Extrait du document:
◆ ◆ ◆

La même constatation s'impose tant pour l'accord général sur les tarifs douaniers
et le commerce de 1994 (JO L 336, p. 11) que pour le code antidumping de 1994
(voir arrêt de la Cour du 7 mai 1991, Nakajima/Conseil, C-69/89, Rec. p. I-2069,
point 29).
- 66.
- Il importe de souligner, en second lieu, que le troisième point des considérants du
règlement de base expose que ce dernier a été adopté afin de «modifier les règles
communautaires à la lumière» des nouveaux accords conclus à l'issue des
négociations multilatérales du cycle d'Uruguay (1986-1994), dont le code
antidumping. En outre, le cinquième point des considérants dudit règlement précise
que ledit code antidumping «contient des règles nouvelles et détaillées» concernant
en particulier le calcul de la marge de dumping, les procédures d'ouverture et de
déroulement de l'enquête, y compris l'établissement et le traitement des faits,
l'institution de mesures provisoires, l'imposition et la perception de droits
antidumping, la durée et le réexamen des mesures antidumping et la divulgation
des informations relatives aux enquêtes antidumping et que, «en raison de
l'étendue des changements et afin d'assurer une application appropriée et
transparente des règles nouvelles, il convient de transposer, dans toute la mesure
du possible, les termes des nouveaux accords dans le droit communautaire».

◆ ◆ ◆

[Entrées de disposition spatiale]
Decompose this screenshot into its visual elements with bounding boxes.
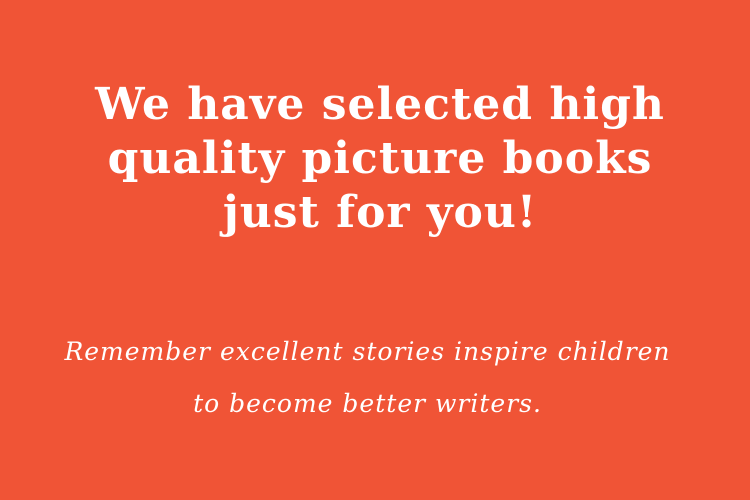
headline-line-2: quality picture books [107, 133, 653, 184]
subline-line-2: to become better writers. [193, 389, 542, 418]
headline-line-1: We have selected high [95, 79, 665, 130]
subline: Remember excellent stories inspire child… [10, 326, 725, 430]
headline-line-3: just for you! [222, 187, 538, 238]
headline: We have selected high quality picture bo… [20, 78, 740, 240]
subline-line-1: Remember excellent stories inspire child… [64, 337, 671, 366]
banner: We have selected high quality picture bo… [0, 0, 750, 500]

◆ ◆ ◆

À compléter:
a) D'après l'extrait du document, quel point des considérants du règlement de base précise que le code antidumping « contient des règles nouvelles et détaillées » ?
b) Rédigez la suite de l'extrait du document à partir de sa dernière phrase.

Liste des réponses:
a) Le cinquième point des considérants.

b)
- 67.
- Il en résulte que la Commission est fondée à interpréter le règlement de base à la
lumière du code antidumping.
- 68.
- Dans ces conditions, il y a lieu de vérifier si la Commission a correctement
interprété les dispositions de droit international, voire si l'interprétation du
règlement retenue en l'espèce était véritablement commandée par les dispositions
du code.
- 69.
- S'il est vrai que l'article 6, paragraphe 11, du code antidumping n'inclut pas les
organisations représentatives de consommateurs parmi les «parties intéressées»,
il n'en reste pas moins que cette même disposition précise que les membres
peuvent également permettre aux parties nationales ou étrangères autres que celles
expressément mentionnées d'être considérées comme des parties intéressées. Cette
possibilité n'est soumise à aucune restriction.
- 70.
- L'article 6, paragraphe 12, du code antidumping précise que les autorités doivent
ménager, entre autres, aux organisations de consommateurs représentatives, dans
le cas où le produit est vendu couramment au stade du commerce de détail, la
possibilité de fournir des renseignements qui ont un rapport avec l'enquête en ce
qui concerne le dumping, le dommage et le lien de causalité.
- 71.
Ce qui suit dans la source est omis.